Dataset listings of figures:
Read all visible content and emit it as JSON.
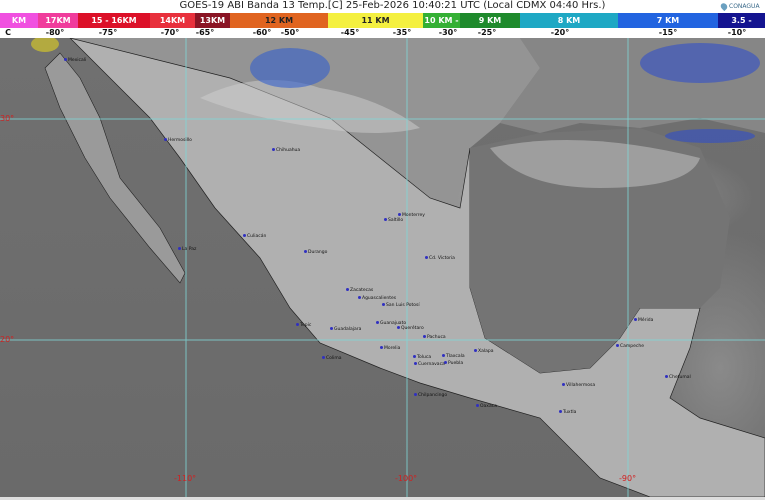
{
  "header": {
    "title": "GOES-19 ABI Banda 13 Temp.[C] 25-Feb-2026 10:40:21 UTC (Local CDMX  04:40 Hrs.)",
    "logo_text": "CONAGUA"
  },
  "color_scale": {
    "segments": [
      {
        "label": "KM",
        "color": "#f050e0"
      },
      {
        "label": "17KM",
        "color": "#f03c9c"
      },
      {
        "label": "15 - 16KM",
        "color": "#dc1028"
      },
      {
        "label": "14KM",
        "color": "#e8303c"
      },
      {
        "label": "13KM",
        "color": "#8a1424"
      },
      {
        "label": "12 KM",
        "color": "#e06420"
      },
      {
        "label": "11 KM",
        "color": "#f4f040"
      },
      {
        "label": "10 KM -",
        "color": "#34b034"
      },
      {
        "label": "9 KM",
        "color": "#1e8a2c"
      },
      {
        "label": "8 KM",
        "color": "#1ea8c4"
      },
      {
        "label": "7 KM",
        "color": "#2264e0"
      },
      {
        "label": "3.5 -",
        "color": "#141490"
      }
    ],
    "temperature_unit": "C",
    "temperatures": [
      "-80°",
      "-75°",
      "-70°",
      "-65°",
      "-60°",
      "-50°",
      "-45°",
      "-35°",
      "-30°",
      "-25°",
      "-20°",
      "-15°",
      "-10°"
    ]
  },
  "map": {
    "grid_color": "#7fd8d8",
    "latitude_labels": [
      "30°",
      "20°"
    ],
    "longitude_labels": [
      "-110°",
      "-100°",
      "-90°"
    ],
    "cities": [
      "Mexicali",
      "Hermosillo",
      "Chihuahua",
      "Culiacán",
      "La Paz",
      "Durango",
      "Saltillo",
      "Monterrey",
      "Cd. Victoria",
      "Zacatecas",
      "San Luis Potosí",
      "Aguascalientes",
      "Tepic",
      "Guadalajara",
      "Guanajuato",
      "Querétaro",
      "Pachuca",
      "Colima",
      "Morelia",
      "Toluca",
      "Tlaxcala",
      "Puebla",
      "Cuernavaca",
      "Xalapa",
      "Chilpancingo",
      "Oaxaca",
      "Villahermosa",
      "Tuxtla",
      "Campeche",
      "Mérida",
      "Chetumal"
    ]
  }
}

**YOUR INSTRUCTIONS:** Repeat each line of the records above exactly, but do not copy the pictures.

**THE OUTPUT:**
Read all visible content and emit it as JSON.
{
  "header": {
    "title": "GOES-19 ABI Banda 13 Temp.[C] 25-Feb-2026 10:40:21 UTC (Local CDMX  04:40 Hrs.)",
    "logo_text": "CONAGUA"
  },
  "color_scale": {
    "segments": [
      {
        "label": "KM",
        "color": "#f050e0"
      },
      {
        "label": "17KM",
        "color": "#f03c9c"
      },
      {
        "label": "15 - 16KM",
        "color": "#dc1028"
      },
      {
        "label": "14KM",
        "color": "#e8303c"
      },
      {
        "label": "13KM",
        "color": "#8a1424"
      },
      {
        "label": "12 KM",
        "color": "#e06420"
      },
      {
        "label": "11 KM",
        "color": "#f4f040"
      },
      {
        "label": "10 KM -",
        "color": "#34b034"
      },
      {
        "label": "9 KM",
        "color": "#1e8a2c"
      },
      {
        "label": "8 KM",
        "color": "#1ea8c4"
      },
      {
        "label": "7 KM",
        "color": "#2264e0"
      },
      {
        "label": "3.5 -",
        "color": "#141490"
      }
    ],
    "temperature_unit": "C",
    "temperatures": [
      "-80°",
      "-75°",
      "-70°",
      "-65°",
      "-60°",
      "-50°",
      "-45°",
      "-35°",
      "-30°",
      "-25°",
      "-20°",
      "-15°",
      "-10°"
    ]
  },
  "map": {
    "grid_color": "#7fd8d8",
    "latitude_labels": [
      "30°",
      "20°"
    ],
    "longitude_labels": [
      "-110°",
      "-100°",
      "-90°"
    ],
    "cities": [
      "Mexicali",
      "Hermosillo",
      "Chihuahua",
      "Culiacán",
      "La Paz",
      "Durango",
      "Saltillo",
      "Monterrey",
      "Cd. Victoria",
      "Zacatecas",
      "San Luis Potosí",
      "Aguascalientes",
      "Tepic",
      "Guadalajara",
      "Guanajuato",
      "Querétaro",
      "Pachuca",
      "Colima",
      "Morelia",
      "Toluca",
      "Tlaxcala",
      "Puebla",
      "Cuernavaca",
      "Xalapa",
      "Chilpancingo",
      "Oaxaca",
      "Villahermosa",
      "Tuxtla",
      "Campeche",
      "Mérida",
      "Chetumal"
    ]
  }
}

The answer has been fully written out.